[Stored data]
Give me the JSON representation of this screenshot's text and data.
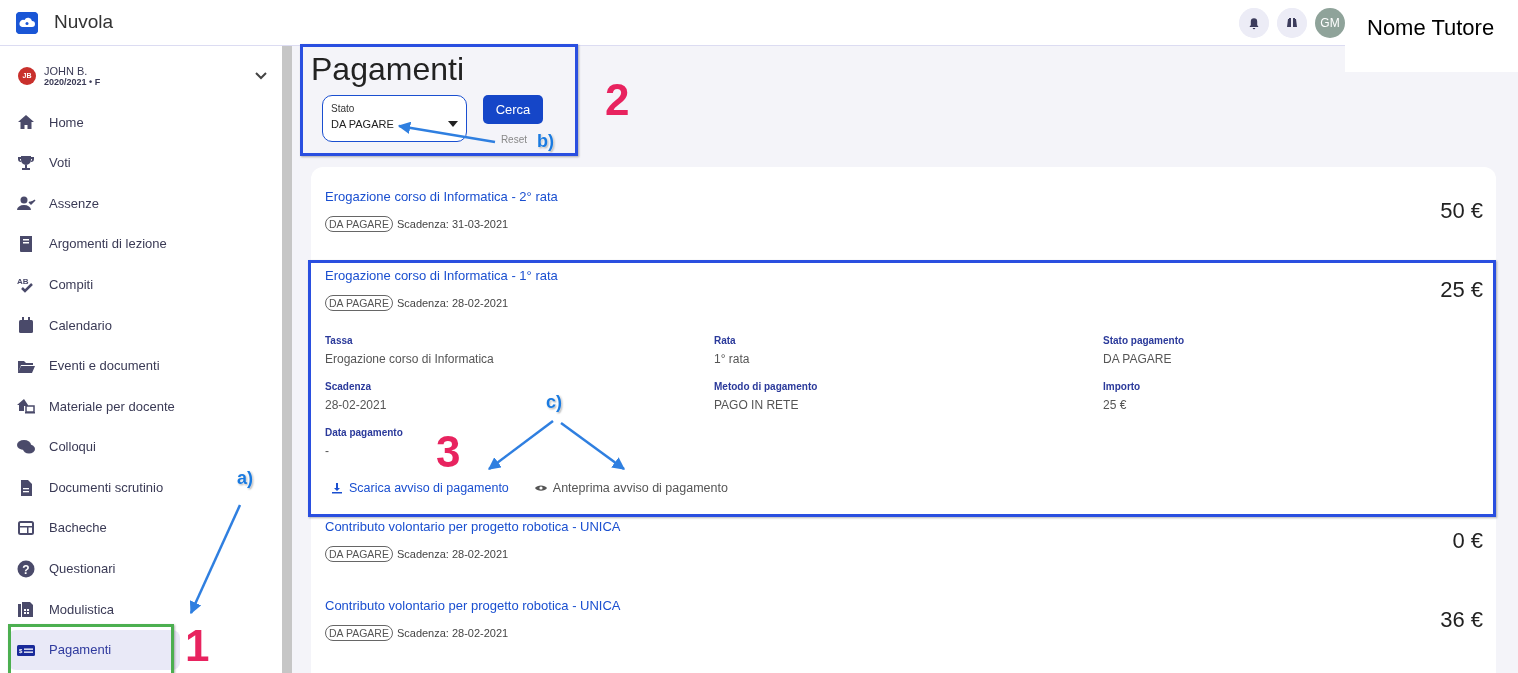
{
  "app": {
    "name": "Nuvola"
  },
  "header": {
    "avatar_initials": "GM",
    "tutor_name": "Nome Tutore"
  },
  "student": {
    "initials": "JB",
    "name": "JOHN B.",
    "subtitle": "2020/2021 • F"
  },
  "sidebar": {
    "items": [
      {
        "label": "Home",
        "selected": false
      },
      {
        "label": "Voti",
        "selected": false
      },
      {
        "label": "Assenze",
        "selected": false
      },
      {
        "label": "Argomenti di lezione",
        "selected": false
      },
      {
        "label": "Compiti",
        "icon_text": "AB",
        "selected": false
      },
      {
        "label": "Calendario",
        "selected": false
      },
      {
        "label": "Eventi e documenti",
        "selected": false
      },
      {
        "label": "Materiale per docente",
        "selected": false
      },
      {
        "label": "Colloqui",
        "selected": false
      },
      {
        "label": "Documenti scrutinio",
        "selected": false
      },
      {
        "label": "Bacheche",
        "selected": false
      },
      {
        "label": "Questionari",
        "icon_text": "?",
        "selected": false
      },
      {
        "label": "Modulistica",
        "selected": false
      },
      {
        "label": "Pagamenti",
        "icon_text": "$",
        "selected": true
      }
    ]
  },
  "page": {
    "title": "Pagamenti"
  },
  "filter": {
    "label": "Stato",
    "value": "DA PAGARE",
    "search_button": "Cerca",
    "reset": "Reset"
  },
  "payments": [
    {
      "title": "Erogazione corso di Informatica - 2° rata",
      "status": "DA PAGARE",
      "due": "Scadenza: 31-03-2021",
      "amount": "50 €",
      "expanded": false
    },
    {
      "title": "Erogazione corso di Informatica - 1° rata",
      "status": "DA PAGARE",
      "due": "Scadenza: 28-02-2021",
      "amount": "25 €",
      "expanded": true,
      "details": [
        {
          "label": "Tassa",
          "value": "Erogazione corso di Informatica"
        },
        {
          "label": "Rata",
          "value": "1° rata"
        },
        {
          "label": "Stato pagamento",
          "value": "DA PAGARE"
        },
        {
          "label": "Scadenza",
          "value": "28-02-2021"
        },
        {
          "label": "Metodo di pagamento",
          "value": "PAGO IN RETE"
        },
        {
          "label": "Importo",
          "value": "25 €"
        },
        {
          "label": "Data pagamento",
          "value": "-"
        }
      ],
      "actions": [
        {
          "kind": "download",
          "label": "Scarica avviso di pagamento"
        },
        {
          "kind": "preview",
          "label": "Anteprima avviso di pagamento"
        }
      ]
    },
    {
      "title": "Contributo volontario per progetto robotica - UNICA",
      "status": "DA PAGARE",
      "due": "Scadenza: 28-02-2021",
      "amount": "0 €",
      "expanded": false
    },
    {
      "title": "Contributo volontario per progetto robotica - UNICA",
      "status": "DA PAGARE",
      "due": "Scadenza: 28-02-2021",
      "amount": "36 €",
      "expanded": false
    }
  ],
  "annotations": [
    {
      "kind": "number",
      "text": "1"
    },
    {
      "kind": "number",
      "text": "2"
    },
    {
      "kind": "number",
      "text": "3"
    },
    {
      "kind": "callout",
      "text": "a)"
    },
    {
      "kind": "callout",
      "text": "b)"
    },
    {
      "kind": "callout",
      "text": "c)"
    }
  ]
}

**WRITTEN INSTRUCTION:** Look through the material above and pick out each line holding the word "corso".

**OUTPUT FOR THIS TASK:**
      "title": "Erogazione corso di Informatica - 2° rata",
      "title": "Erogazione corso di Informatica - 1° rata",
          "value": "Erogazione corso di Informatica"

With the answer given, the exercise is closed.